* Task objective *
Can you rewrite the rows from the very first one through the row containing "watermark-text: TheBottleneck.com bbox=[611, 1, 786, 24]", putting "masked-username" wherever "redacted-username" appears and changing nothing else?

* Information supplied *
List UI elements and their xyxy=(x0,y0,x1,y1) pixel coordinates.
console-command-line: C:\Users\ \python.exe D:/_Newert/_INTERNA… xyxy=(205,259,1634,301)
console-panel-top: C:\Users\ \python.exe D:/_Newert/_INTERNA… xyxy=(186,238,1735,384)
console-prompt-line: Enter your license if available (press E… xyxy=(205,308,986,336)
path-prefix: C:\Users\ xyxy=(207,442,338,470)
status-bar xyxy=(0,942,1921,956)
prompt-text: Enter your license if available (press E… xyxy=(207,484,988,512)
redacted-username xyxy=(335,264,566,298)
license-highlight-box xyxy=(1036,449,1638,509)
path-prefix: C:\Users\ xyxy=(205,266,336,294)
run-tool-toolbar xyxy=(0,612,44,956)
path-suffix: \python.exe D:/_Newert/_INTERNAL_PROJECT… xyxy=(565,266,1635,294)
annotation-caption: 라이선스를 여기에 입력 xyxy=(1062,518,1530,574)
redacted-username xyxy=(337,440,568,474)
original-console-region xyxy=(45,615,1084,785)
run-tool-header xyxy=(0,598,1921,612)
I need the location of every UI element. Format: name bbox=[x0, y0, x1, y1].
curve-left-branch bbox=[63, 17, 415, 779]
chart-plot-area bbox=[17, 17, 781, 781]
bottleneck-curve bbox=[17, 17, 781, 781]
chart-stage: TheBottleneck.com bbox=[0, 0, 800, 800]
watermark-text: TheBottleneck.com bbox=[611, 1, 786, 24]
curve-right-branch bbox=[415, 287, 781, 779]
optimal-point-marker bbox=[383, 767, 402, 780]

* Completed exercise *
List UI elements and their xyxy=(x0,y0,x1,y1) pixel coordinates.
console-command-line: C:\Users\ \python.exe D:/_Newert/_INTERNA… xyxy=(205,259,1634,301)
console-panel-top: C:\Users\ \python.exe D:/_Newert/_INTERNA… xyxy=(186,238,1735,384)
console-prompt-line: Enter your license if available (press E… xyxy=(205,308,986,336)
path-prefix: C:\Users\ xyxy=(207,442,338,470)
status-bar xyxy=(0,942,1921,956)
prompt-text: Enter your license if available (press E… xyxy=(207,484,988,512)
masked-username xyxy=(335,264,566,298)
license-highlight-box xyxy=(1036,449,1638,509)
path-prefix: C:\Users\ xyxy=(205,266,336,294)
run-tool-toolbar xyxy=(0,612,44,956)
path-suffix: \python.exe D:/_Newert/_INTERNAL_PROJECT… xyxy=(565,266,1635,294)
annotation-caption: 라이선스를 여기에 입력 xyxy=(1062,518,1530,574)
masked-username xyxy=(337,440,568,474)
original-console-region xyxy=(45,615,1084,785)
run-tool-header xyxy=(0,598,1921,612)
I need the location of every UI element. Format: name bbox=[x0, y0, x1, y1].
curve-left-branch bbox=[63, 17, 415, 779]
chart-plot-area bbox=[17, 17, 781, 781]
bottleneck-curve bbox=[17, 17, 781, 781]
chart-stage: TheBottleneck.com bbox=[0, 0, 800, 800]
watermark-text: TheBottleneck.com bbox=[611, 1, 786, 24]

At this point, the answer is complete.